• INPUT DATA:
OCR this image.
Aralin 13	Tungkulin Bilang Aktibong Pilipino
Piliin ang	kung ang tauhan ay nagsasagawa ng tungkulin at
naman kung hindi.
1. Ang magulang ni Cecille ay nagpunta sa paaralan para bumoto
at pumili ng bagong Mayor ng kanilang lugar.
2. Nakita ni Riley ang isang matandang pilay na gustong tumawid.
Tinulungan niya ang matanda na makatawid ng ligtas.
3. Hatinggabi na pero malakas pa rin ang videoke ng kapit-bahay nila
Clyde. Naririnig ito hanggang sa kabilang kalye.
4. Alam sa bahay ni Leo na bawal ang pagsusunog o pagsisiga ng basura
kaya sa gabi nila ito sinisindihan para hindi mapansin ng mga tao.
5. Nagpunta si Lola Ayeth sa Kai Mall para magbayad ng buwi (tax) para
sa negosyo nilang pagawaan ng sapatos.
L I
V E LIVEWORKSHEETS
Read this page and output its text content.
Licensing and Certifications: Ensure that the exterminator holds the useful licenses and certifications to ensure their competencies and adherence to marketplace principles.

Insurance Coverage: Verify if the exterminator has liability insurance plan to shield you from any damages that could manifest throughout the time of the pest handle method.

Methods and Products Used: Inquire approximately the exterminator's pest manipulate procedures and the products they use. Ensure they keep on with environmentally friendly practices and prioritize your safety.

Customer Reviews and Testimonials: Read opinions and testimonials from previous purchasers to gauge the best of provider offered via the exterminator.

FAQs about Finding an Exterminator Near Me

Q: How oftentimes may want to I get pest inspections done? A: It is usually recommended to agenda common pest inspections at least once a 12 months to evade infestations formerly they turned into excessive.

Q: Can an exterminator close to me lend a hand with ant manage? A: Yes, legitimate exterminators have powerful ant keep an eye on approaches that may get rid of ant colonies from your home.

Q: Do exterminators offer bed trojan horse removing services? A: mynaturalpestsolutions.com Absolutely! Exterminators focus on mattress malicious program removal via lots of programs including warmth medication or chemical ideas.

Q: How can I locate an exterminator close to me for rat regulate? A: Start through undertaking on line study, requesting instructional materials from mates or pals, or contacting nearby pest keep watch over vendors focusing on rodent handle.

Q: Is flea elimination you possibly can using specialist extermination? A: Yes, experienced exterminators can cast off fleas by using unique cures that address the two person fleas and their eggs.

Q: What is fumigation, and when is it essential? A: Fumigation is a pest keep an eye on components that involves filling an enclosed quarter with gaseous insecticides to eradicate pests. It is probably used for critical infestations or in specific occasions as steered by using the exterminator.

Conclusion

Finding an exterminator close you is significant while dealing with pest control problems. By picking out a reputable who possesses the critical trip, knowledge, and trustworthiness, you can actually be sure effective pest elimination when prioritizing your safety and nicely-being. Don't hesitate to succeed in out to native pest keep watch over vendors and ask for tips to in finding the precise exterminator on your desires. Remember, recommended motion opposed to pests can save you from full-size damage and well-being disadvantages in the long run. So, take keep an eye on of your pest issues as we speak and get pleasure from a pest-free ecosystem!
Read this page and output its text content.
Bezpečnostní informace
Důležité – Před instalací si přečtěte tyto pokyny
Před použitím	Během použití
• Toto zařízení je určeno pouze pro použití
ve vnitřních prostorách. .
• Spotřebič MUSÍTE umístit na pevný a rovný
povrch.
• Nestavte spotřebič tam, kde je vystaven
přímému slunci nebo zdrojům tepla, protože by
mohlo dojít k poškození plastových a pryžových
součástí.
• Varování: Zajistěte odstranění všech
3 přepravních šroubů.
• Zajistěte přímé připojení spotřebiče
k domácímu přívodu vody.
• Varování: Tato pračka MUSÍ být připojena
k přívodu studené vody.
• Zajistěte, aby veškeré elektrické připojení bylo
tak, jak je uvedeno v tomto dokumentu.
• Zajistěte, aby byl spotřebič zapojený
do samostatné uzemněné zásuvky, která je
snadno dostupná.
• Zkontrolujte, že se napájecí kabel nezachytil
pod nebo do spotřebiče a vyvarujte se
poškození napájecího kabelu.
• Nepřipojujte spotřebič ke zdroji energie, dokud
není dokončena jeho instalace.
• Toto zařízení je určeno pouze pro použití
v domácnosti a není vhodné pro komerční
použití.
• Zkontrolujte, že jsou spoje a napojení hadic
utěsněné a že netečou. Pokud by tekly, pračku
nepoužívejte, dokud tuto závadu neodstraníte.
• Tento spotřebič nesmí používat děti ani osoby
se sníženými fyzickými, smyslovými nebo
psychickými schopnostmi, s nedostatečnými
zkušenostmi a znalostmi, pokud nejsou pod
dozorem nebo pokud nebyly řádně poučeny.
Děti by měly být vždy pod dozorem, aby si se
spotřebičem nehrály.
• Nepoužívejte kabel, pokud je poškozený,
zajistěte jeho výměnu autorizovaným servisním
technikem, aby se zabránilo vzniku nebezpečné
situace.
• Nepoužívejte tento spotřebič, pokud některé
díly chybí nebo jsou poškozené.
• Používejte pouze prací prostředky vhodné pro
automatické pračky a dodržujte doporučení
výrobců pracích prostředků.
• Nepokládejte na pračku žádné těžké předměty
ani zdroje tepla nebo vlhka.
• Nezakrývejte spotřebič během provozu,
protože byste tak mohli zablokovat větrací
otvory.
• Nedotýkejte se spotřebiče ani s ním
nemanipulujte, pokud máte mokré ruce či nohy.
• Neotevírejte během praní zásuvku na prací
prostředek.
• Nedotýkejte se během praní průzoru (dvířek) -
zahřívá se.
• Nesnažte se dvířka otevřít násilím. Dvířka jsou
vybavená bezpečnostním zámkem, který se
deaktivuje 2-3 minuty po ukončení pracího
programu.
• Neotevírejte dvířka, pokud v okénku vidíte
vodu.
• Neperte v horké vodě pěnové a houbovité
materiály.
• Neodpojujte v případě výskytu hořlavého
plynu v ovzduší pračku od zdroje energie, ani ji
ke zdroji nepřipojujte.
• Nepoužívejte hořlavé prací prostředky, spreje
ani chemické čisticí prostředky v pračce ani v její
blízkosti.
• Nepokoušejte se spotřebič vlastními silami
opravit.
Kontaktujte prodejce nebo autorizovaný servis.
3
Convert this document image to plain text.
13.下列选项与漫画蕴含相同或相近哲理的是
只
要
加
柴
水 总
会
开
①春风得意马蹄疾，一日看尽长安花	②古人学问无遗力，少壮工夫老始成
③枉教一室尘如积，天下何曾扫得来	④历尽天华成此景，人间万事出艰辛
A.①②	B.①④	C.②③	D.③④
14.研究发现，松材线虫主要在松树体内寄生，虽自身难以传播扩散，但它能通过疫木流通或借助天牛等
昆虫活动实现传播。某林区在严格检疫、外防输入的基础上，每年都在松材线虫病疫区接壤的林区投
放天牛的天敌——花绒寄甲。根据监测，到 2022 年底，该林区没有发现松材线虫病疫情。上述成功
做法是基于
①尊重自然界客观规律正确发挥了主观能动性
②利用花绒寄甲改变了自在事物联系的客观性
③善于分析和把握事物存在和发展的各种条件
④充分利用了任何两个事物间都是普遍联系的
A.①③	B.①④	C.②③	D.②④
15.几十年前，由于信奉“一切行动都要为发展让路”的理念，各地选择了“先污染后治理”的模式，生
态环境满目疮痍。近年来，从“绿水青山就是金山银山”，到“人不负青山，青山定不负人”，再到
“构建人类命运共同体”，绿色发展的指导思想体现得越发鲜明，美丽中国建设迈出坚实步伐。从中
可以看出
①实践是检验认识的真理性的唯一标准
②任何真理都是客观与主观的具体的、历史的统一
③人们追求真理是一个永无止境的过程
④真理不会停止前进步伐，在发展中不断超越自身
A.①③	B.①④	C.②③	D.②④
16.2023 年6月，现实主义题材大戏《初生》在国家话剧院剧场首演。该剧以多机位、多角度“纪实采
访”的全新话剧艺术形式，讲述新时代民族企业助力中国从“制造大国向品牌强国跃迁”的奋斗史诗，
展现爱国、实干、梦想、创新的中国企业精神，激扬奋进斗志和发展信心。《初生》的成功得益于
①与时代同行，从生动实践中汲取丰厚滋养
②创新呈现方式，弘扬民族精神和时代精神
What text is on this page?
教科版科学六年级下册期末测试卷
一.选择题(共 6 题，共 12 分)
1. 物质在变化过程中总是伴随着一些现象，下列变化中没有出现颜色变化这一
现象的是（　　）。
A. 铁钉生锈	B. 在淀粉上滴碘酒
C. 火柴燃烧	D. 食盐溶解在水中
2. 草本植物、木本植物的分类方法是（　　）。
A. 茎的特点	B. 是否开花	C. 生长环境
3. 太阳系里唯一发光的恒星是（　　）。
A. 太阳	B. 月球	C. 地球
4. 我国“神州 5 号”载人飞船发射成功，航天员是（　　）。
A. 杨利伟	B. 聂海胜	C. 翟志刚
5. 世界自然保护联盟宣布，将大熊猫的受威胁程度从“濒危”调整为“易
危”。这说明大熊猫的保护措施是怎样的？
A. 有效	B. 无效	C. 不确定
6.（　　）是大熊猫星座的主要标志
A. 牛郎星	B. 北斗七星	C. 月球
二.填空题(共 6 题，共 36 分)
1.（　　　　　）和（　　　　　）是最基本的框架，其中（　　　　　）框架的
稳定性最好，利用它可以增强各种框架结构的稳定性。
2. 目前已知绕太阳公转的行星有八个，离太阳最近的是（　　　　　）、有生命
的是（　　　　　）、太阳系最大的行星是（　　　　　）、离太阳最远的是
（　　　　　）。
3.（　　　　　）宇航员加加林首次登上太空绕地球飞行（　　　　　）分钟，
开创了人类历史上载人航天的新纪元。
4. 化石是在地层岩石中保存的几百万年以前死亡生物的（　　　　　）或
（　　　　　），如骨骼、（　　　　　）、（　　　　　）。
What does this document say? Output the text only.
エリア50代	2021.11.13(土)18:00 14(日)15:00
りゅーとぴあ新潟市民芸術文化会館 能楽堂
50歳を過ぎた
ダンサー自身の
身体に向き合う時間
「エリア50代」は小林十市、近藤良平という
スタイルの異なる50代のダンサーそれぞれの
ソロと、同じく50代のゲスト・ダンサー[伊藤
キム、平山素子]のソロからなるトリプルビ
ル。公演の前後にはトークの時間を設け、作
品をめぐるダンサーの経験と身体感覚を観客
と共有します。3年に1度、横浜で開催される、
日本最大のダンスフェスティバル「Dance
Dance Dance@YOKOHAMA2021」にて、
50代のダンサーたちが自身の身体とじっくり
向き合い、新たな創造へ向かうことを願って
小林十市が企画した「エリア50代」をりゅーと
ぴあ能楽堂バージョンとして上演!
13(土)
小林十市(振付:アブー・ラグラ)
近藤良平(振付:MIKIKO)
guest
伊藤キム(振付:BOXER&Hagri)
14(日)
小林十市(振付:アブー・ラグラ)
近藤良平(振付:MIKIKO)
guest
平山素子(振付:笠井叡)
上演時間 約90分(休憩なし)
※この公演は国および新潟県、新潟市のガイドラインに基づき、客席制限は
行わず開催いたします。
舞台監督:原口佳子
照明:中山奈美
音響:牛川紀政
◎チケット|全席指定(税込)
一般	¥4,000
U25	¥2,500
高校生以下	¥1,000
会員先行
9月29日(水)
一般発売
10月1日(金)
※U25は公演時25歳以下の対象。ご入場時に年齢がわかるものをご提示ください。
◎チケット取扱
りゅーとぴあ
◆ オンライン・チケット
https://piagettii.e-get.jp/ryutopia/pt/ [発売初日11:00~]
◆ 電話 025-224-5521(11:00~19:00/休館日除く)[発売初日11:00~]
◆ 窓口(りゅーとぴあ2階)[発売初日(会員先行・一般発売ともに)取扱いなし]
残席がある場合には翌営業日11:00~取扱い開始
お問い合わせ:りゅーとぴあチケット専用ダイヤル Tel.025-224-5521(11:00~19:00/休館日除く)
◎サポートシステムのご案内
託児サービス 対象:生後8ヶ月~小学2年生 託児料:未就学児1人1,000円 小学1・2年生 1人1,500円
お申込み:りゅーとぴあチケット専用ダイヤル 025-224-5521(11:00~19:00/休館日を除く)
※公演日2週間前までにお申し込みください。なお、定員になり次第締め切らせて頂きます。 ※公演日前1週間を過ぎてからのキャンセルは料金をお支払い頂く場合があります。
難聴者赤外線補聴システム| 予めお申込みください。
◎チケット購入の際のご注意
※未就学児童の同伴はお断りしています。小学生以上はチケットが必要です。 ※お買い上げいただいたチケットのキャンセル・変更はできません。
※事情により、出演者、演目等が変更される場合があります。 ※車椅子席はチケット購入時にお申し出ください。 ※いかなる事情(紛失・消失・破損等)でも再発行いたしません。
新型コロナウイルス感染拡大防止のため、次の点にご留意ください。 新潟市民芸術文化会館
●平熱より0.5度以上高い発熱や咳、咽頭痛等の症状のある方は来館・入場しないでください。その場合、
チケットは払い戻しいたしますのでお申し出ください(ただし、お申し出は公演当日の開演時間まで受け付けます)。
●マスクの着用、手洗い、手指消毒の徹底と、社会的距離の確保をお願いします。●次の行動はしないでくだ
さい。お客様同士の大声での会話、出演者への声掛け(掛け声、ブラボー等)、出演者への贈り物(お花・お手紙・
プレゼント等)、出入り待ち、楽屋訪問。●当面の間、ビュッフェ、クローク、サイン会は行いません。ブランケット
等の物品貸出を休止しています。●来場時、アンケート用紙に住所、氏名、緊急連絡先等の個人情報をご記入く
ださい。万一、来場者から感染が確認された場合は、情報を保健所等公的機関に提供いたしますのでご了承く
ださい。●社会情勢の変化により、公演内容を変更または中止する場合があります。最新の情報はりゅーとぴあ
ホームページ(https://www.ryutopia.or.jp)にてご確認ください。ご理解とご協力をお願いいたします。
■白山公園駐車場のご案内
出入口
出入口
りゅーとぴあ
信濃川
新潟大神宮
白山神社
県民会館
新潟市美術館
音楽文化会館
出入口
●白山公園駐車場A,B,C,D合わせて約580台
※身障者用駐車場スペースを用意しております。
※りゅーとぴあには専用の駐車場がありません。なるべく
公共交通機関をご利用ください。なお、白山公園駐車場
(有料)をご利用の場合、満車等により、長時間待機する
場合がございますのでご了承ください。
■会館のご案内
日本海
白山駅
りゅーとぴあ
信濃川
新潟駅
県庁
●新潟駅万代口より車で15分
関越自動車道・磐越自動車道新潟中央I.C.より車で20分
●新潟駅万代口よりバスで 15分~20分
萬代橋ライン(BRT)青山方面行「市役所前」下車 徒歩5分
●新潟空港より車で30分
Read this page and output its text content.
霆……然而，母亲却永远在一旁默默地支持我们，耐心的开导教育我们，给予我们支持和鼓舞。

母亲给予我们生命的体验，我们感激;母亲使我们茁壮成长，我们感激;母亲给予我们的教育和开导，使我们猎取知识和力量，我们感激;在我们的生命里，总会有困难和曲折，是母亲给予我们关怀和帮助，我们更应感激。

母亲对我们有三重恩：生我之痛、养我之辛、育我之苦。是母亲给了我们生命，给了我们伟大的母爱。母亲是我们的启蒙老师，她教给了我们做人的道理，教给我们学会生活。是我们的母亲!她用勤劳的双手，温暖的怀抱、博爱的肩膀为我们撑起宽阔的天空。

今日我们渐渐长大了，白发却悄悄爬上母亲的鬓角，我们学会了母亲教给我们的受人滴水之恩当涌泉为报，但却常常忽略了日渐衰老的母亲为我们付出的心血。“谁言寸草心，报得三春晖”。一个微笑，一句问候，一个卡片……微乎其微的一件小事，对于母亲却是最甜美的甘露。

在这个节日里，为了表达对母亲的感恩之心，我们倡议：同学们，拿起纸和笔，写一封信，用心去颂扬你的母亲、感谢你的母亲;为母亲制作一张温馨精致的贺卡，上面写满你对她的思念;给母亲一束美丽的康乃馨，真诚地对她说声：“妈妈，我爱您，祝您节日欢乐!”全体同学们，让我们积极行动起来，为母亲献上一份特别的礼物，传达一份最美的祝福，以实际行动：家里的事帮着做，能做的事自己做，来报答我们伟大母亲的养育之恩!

• TASK DETAILS:
What is the number of lines in the records that contain "zdroje"? Give that number only.

• WRITTEN RESPONSE:
2